** Stored rows **
:::

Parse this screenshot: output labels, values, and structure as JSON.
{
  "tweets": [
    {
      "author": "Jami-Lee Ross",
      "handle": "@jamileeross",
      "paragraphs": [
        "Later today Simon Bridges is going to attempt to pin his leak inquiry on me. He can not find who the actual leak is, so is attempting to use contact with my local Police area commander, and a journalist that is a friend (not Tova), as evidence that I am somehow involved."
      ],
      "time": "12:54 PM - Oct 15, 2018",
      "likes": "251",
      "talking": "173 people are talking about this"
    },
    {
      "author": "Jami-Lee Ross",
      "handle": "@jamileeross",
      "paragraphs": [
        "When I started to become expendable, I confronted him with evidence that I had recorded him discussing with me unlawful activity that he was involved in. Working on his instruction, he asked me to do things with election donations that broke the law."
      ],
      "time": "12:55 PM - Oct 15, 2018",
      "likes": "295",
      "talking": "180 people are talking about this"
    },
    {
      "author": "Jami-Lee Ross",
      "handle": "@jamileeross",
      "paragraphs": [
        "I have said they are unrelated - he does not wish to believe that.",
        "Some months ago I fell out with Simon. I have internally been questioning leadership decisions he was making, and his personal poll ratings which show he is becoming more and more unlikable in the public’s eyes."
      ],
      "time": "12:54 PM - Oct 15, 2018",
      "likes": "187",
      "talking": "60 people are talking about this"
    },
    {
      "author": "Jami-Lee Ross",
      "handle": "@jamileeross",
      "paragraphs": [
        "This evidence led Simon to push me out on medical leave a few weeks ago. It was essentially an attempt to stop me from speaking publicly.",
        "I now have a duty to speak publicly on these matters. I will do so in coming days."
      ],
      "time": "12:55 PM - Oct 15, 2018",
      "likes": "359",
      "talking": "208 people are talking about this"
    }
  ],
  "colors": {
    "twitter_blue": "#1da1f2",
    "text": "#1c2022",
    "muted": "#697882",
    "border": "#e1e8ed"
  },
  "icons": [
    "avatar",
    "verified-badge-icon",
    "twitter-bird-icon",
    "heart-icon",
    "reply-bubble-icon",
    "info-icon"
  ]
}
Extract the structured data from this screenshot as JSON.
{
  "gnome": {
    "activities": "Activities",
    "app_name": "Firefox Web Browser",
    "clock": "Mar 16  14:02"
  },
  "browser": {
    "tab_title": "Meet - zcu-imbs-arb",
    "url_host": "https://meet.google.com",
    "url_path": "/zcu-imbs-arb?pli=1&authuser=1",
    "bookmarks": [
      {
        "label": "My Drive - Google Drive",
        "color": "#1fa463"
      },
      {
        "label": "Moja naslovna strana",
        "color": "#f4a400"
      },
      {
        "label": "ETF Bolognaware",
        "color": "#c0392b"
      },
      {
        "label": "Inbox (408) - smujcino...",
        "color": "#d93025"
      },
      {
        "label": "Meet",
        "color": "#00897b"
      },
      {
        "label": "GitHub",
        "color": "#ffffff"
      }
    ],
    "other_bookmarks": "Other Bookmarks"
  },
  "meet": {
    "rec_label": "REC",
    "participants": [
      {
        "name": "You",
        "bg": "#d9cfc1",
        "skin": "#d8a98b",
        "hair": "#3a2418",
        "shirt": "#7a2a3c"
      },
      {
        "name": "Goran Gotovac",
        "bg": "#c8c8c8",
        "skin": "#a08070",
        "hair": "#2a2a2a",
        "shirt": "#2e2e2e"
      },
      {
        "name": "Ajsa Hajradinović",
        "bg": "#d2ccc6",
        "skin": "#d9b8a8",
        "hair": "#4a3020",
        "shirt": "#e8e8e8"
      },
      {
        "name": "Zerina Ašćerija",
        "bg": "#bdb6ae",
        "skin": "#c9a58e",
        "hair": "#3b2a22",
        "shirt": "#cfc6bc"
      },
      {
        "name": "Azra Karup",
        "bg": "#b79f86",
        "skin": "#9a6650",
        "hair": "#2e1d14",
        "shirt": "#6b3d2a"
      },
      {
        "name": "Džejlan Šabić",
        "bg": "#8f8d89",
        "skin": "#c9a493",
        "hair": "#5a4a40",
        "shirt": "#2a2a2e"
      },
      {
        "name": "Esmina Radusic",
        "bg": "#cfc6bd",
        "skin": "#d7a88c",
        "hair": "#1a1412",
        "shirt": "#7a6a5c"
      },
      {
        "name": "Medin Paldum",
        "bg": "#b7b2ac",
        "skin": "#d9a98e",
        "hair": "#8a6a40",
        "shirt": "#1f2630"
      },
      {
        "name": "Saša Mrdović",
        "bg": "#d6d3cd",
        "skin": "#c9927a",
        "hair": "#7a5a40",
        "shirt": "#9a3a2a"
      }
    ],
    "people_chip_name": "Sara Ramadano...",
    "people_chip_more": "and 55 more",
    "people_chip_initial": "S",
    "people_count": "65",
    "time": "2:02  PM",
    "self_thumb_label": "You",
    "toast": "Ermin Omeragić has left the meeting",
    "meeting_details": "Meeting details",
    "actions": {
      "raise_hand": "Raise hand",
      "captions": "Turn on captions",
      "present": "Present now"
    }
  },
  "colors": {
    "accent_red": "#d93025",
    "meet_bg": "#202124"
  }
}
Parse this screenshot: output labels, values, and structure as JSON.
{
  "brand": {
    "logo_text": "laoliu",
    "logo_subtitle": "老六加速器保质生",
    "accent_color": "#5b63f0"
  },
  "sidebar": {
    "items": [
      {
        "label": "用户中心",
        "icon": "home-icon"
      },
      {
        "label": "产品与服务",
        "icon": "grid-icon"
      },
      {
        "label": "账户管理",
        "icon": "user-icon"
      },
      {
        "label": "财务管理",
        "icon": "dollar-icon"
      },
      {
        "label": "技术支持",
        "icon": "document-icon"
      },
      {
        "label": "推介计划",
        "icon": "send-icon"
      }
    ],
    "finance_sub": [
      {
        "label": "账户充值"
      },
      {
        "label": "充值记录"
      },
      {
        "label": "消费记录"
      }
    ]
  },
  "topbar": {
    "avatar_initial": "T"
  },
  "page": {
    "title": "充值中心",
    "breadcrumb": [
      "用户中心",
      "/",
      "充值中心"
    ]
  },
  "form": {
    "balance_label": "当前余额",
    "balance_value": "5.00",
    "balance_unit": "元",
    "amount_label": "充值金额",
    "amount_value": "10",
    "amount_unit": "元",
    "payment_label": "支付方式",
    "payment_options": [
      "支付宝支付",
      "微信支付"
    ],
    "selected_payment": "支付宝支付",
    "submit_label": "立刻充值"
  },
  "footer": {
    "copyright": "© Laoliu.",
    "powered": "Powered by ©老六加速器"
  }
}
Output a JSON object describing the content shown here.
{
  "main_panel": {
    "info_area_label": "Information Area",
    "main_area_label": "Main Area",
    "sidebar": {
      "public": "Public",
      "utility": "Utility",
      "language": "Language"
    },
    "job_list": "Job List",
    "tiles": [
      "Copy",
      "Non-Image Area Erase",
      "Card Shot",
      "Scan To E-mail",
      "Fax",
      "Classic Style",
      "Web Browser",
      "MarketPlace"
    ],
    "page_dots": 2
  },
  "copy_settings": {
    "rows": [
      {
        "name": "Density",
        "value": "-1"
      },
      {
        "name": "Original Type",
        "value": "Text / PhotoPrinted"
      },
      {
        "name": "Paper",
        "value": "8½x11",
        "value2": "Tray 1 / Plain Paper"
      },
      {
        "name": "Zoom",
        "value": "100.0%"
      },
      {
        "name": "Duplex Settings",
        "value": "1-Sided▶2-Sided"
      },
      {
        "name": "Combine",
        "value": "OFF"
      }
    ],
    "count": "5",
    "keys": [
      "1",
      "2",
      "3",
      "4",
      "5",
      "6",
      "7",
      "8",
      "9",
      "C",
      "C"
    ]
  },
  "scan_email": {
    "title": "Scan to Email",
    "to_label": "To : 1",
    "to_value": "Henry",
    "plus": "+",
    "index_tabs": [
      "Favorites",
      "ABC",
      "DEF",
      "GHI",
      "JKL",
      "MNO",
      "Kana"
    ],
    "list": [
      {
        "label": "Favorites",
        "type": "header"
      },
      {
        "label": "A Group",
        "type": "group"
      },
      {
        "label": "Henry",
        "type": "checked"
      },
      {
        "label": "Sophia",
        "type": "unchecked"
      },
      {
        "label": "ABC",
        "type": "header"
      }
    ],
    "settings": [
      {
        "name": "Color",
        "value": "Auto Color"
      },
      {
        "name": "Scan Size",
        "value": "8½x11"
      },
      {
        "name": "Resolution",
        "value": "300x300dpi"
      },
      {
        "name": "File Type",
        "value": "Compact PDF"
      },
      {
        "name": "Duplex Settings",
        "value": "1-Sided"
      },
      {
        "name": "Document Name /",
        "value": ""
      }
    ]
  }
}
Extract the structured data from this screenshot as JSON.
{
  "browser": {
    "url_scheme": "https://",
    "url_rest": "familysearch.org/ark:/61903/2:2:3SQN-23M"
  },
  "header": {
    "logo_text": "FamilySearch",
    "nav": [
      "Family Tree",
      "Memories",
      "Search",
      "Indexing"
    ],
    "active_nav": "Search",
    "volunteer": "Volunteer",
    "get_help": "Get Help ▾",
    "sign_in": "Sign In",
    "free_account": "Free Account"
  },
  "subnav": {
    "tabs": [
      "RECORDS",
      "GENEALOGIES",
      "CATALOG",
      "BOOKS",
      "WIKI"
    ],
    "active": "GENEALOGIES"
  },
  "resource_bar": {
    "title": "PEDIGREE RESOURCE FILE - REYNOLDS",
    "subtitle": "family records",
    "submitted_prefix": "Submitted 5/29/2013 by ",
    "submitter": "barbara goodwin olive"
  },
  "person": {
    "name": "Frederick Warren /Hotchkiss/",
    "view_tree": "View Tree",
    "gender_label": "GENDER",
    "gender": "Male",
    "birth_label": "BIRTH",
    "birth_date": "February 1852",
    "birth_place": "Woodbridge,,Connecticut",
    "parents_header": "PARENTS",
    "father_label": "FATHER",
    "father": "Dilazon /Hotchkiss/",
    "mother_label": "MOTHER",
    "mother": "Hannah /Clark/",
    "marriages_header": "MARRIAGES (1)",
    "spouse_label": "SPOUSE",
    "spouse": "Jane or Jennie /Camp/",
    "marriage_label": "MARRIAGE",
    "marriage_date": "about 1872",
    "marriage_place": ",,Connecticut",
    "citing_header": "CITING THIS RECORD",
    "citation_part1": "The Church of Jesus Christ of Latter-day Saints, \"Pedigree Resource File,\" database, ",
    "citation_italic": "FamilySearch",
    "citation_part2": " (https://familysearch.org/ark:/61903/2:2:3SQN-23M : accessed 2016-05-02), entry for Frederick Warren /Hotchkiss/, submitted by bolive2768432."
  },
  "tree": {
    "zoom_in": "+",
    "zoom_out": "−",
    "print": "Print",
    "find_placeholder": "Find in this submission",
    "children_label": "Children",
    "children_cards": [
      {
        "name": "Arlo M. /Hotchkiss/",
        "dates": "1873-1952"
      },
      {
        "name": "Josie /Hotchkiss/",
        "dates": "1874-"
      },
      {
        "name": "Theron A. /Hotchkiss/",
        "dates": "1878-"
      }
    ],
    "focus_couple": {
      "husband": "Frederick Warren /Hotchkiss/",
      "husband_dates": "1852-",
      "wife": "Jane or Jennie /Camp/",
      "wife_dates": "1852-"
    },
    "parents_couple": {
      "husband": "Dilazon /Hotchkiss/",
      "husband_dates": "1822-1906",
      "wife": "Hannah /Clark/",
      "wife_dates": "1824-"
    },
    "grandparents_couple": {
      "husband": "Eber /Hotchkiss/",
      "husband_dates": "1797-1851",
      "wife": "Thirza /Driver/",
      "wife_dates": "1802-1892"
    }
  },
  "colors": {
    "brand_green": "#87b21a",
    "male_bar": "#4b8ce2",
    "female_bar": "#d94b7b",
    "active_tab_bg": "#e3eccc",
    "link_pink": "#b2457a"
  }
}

:::

** Given exercise **
Copy out all lines above that include the string "shirt".

** Task answer **
        "shirt": "#7a2a3c"
        "shirt": "#2e2e2e"
        "shirt": "#e8e8e8"
        "shirt": "#cfc6bc"
        "shirt": "#6b3d2a"
        "shirt": "#2a2a2e"
        "shirt": "#7a6a5c"
        "shirt": "#1f2630"
        "shirt": "#9a3a2a"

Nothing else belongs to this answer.